Goal: Which lines in the material below contain the word "between"? Copy each of them.

Records excerpted from a collection:
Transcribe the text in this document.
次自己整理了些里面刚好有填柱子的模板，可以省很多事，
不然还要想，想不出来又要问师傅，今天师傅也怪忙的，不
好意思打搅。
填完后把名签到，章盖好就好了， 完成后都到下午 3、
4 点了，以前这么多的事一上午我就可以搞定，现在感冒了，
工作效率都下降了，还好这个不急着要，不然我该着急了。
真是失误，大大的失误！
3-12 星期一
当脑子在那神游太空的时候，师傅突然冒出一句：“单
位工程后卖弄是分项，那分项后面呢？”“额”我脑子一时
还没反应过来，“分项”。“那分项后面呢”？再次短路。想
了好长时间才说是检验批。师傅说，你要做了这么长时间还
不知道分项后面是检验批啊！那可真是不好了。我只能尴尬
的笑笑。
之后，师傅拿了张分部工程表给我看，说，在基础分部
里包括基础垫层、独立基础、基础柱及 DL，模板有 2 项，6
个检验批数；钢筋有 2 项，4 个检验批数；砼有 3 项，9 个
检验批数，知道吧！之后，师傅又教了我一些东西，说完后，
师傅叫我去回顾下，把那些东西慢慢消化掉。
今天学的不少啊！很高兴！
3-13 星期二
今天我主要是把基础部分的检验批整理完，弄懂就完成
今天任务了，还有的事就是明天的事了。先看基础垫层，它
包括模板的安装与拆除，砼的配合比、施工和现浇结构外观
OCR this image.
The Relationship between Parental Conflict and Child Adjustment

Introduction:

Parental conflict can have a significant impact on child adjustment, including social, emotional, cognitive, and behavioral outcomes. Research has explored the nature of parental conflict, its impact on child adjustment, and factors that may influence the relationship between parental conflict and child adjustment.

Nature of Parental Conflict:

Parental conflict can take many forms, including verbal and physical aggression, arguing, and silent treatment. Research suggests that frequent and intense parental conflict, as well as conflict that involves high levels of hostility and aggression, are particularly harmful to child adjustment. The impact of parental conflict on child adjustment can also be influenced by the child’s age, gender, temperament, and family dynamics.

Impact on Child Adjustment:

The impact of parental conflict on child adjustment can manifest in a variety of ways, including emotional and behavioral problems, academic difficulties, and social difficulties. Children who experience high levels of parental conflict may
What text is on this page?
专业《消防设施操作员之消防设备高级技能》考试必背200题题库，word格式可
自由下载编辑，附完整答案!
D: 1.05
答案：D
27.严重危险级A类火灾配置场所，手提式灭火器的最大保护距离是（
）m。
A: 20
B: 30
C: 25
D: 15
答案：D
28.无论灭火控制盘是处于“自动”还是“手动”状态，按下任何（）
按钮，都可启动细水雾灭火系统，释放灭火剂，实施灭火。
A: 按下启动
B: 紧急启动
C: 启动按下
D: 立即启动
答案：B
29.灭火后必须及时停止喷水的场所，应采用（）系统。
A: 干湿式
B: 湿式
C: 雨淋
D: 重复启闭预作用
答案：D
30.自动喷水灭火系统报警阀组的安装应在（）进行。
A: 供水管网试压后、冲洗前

Solution to this exercise:
The Relationship between Parental Conflict and Child Adjustment
Parental conflict can have a significant impact on child adjustment, including social, emotional, cognitive, and behavioral outcomes. Research has explored the nature of parental conflict, its impact on child adjustment, and factors that may influence the relationship between parental conflict and child adjustment.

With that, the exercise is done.